- **Request**
Extract each line of the material that follows exactly and omit its pictures.

- **Supplied information**
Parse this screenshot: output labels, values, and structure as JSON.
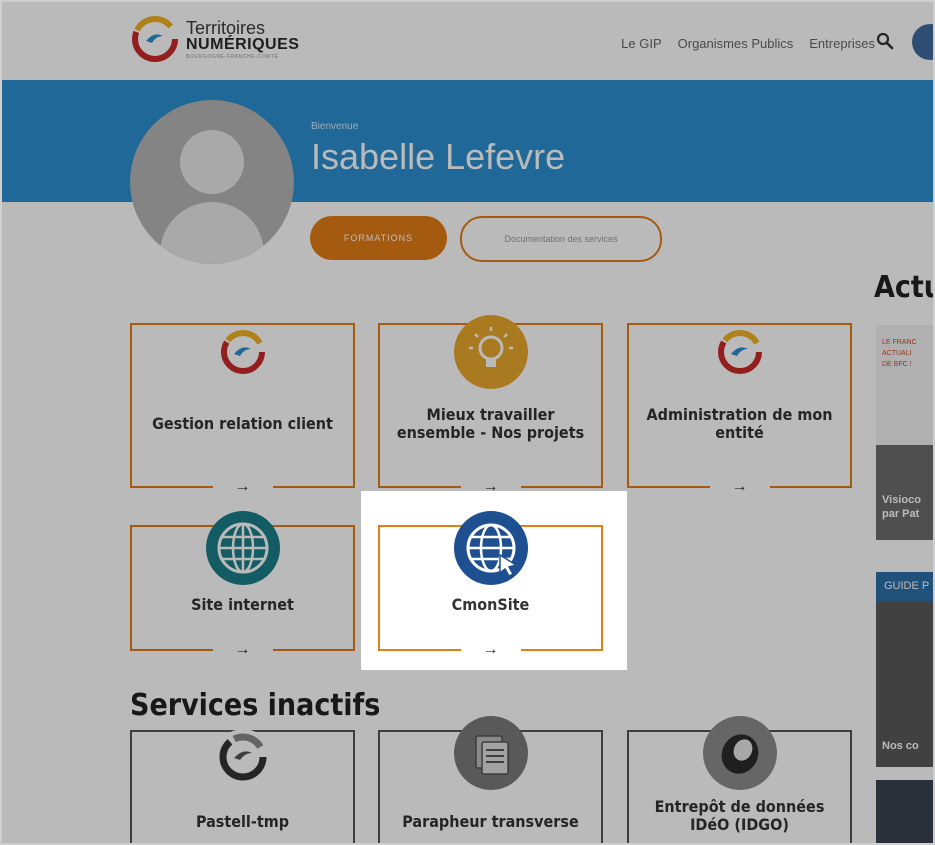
{
  "header": {
    "logo": {
      "line1": "Territoires",
      "line2": "NUMÉRIQUES",
      "line3": "BOURGOGNE-FRANCHE-COMTÉ"
    },
    "nav": [
      "Le GIP",
      "Organismes Publics",
      "Entreprises"
    ],
    "icons": {
      "search": "search-icon",
      "account": "user-menu-icon"
    }
  },
  "profile": {
    "welcome": "Bienvenue",
    "name": "Isabelle Lefevre",
    "buttons": {
      "formations": "FORMATIONS",
      "documentation": "Documentation des services"
    }
  },
  "services": [
    {
      "label": "Gestion relation client",
      "icon": "tn-logo-icon",
      "arrow": "→"
    },
    {
      "label": "Mieux travailler ensemble - Nos projets",
      "icon": "lightbulb-icon",
      "arrow": "→"
    },
    {
      "label": "Administration de mon entité",
      "icon": "tn-logo-icon",
      "arrow": "→"
    },
    {
      "label": "Site internet",
      "icon": "globe-icon",
      "arrow": "→"
    },
    {
      "label": "CmonSite",
      "icon": "globe-cursor-icon",
      "arrow": "→"
    }
  ],
  "inactive": {
    "title": "Services inactifs",
    "items": [
      {
        "label": "Pastell-tmp",
        "icon": "pastell-icon"
      },
      {
        "label": "Parapheur transverse",
        "icon": "document-stack-icon"
      },
      {
        "label": "Entrepôt de données IDéO (IDGO)",
        "icon": "ideo-icon"
      }
    ]
  },
  "news": {
    "title": "Actu",
    "item1": {
      "lines": [
        "LE FRANC",
        "ACTUALI",
        "DE BFC !"
      ],
      "caption": "Visioco\npar Pat"
    },
    "item2": {
      "band": "GUIDE P",
      "caption": "Nos co"
    }
  },
  "colors": {
    "accent": "#e37d15",
    "banner": "#2b8fcf",
    "overlay": "rgba(0,0,0,0.27)"
  }
}
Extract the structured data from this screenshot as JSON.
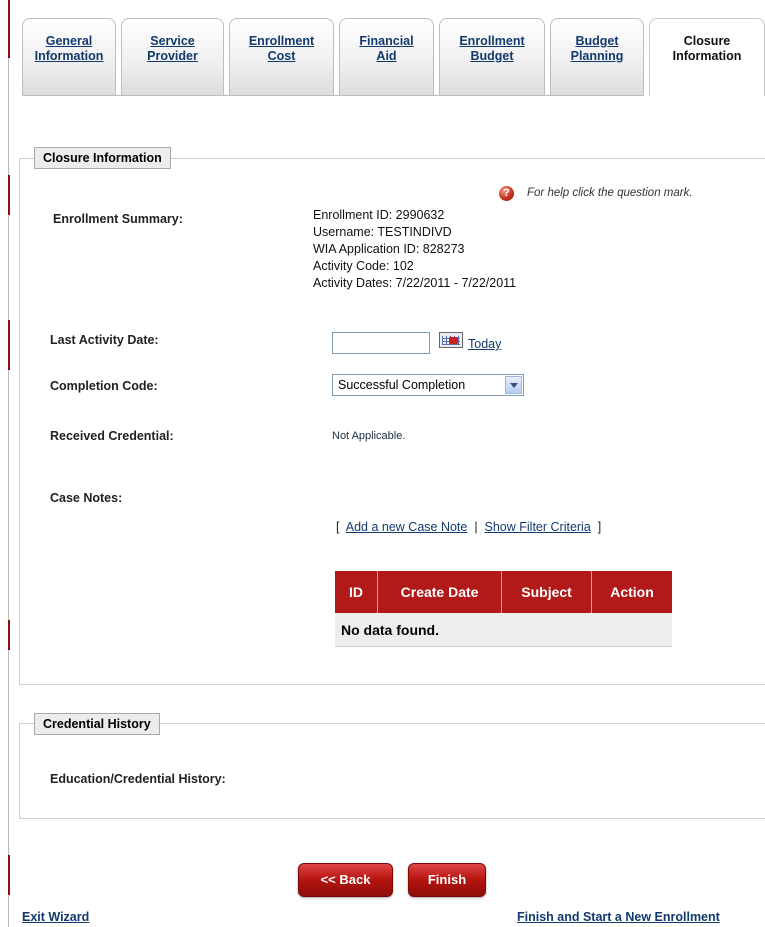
{
  "tabs": [
    {
      "label": "General\nInformation",
      "active": false
    },
    {
      "label": "Service\nProvider",
      "active": false
    },
    {
      "label": "Enrollment\nCost",
      "active": false
    },
    {
      "label": "Financial\nAid",
      "active": false
    },
    {
      "label": "Enrollment\nBudget",
      "active": false
    },
    {
      "label": "Budget\nPlanning",
      "active": false
    },
    {
      "label": "Closure\nInformation",
      "active": true
    }
  ],
  "closure": {
    "legend": "Closure Information",
    "help_text": "For help click the question mark.",
    "help_icon": "question-mark-icon",
    "summary_label": "Enrollment Summary:",
    "summary_lines": [
      "Enrollment ID: 2990632",
      "Username: TESTINDIVD",
      "WIA Application ID: 828273",
      "Activity Code: 102",
      "Activity Dates: 7/22/2011 - 7/22/2011"
    ],
    "last_activity_label": "Last Activity Date:",
    "last_activity_value": "",
    "today_link": "Today",
    "calendar_icon": "calendar-icon",
    "completion_label": "Completion Code:",
    "completion_value": "Successful Completion",
    "credential_label": "Received Credential:",
    "credential_value": "Not Applicable.",
    "case_notes_label": "Case Notes:",
    "bracket_open": "[",
    "bracket_sep": "|",
    "bracket_close": "]",
    "add_case_note_link": "Add a new Case Note",
    "filter_link": "Show Filter Criteria",
    "table": {
      "headers": [
        "ID",
        "Create Date",
        "Subject",
        "Action"
      ],
      "empty_text": "No data found."
    }
  },
  "credential_history": {
    "legend": "Credential History",
    "label": "Education/Credential History:"
  },
  "buttons": {
    "back": "<< Back",
    "finish": "Finish"
  },
  "footer": {
    "exit": "Exit Wizard",
    "finish_new": "Finish and Start a New Enrollment"
  },
  "colors": {
    "accent_red": "#b11a18",
    "link_blue": "#123a6e"
  }
}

- **Final result**
Parse this screenshot: output labels, values, and structure as JSON.
{
  "header": {
    "logo": {
      "line1": "Territoires",
      "line2": "NUMÉRIQUES",
      "line3": "BOURGOGNE-FRANCHE-COMTÉ"
    },
    "nav": [
      "Le GIP",
      "Organismes Publics",
      "Entreprises"
    ],
    "icons": {
      "search": "search-icon",
      "account": "user-menu-icon"
    }
  },
  "profile": {
    "welcome": "Bienvenue",
    "name": "Isabelle Lefevre",
    "buttons": {
      "formations": "FORMATIONS",
      "documentation": "Documentation des services"
    }
  },
  "services": [
    {
      "label": "Gestion relation client",
      "icon": "tn-logo-icon",
      "arrow": "→"
    },
    {
      "label": "Mieux travailler ensemble - Nos projets",
      "icon": "lightbulb-icon",
      "arrow": "→"
    },
    {
      "label": "Administration de mon entité",
      "icon": "tn-logo-icon",
      "arrow": "→"
    },
    {
      "label": "Site internet",
      "icon": "globe-icon",
      "arrow": "→"
    },
    {
      "label": "CmonSite",
      "icon": "globe-cursor-icon",
      "arrow": "→"
    }
  ],
  "inactive": {
    "title": "Services inactifs",
    "items": [
      {
        "label": "Pastell-tmp",
        "icon": "pastell-icon"
      },
      {
        "label": "Parapheur transverse",
        "icon": "document-stack-icon"
      },
      {
        "label": "Entrepôt de données IDéO (IDGO)",
        "icon": "ideo-icon"
      }
    ]
  },
  "news": {
    "title": "Actu",
    "item1": {
      "lines": [
        "LE FRANC",
        "ACTUALI",
        "DE BFC !"
      ],
      "caption": "Visioco\npar Pat"
    },
    "item2": {
      "band": "GUIDE P",
      "caption": "Nos co"
    }
  },
  "colors": {
    "accent": "#e37d15",
    "banner": "#2b8fcf",
    "overlay": "rgba(0,0,0,0.27)"
  }
}
Extract the structured data from this screenshot as JSON.
{
  "tabs": [
    {
      "label": "General\nInformation",
      "active": false
    },
    {
      "label": "Service\nProvider",
      "active": false
    },
    {
      "label": "Enrollment\nCost",
      "active": false
    },
    {
      "label": "Financial\nAid",
      "active": false
    },
    {
      "label": "Enrollment\nBudget",
      "active": false
    },
    {
      "label": "Budget\nPlanning",
      "active": false
    },
    {
      "label": "Closure\nInformation",
      "active": true
    }
  ],
  "closure": {
    "legend": "Closure Information",
    "help_text": "For help click the question mark.",
    "help_icon": "question-mark-icon",
    "summary_label": "Enrollment Summary:",
    "summary_lines": [
      "Enrollment ID: 2990632",
      "Username: TESTINDIVD",
      "WIA Application ID: 828273",
      "Activity Code: 102",
      "Activity Dates: 7/22/2011 - 7/22/2011"
    ],
    "last_activity_label": "Last Activity Date:",
    "last_activity_value": "",
    "today_link": "Today",
    "calendar_icon": "calendar-icon",
    "completion_label": "Completion Code:",
    "completion_value": "Successful Completion",
    "credential_label": "Received Credential:",
    "credential_value": "Not Applicable.",
    "case_notes_label": "Case Notes:",
    "bracket_open": "[",
    "bracket_sep": "|",
    "bracket_close": "]",
    "add_case_note_link": "Add a new Case Note",
    "filter_link": "Show Filter Criteria",
    "table": {
      "headers": [
        "ID",
        "Create Date",
        "Subject",
        "Action"
      ],
      "empty_text": "No data found."
    }
  },
  "credential_history": {
    "legend": "Credential History",
    "label": "Education/Credential History:"
  },
  "buttons": {
    "back": "<< Back",
    "finish": "Finish"
  },
  "footer": {
    "exit": "Exit Wizard",
    "finish_new": "Finish and Start a New Enrollment"
  },
  "colors": {
    "accent_red": "#b11a18",
    "link_blue": "#123a6e"
  }
}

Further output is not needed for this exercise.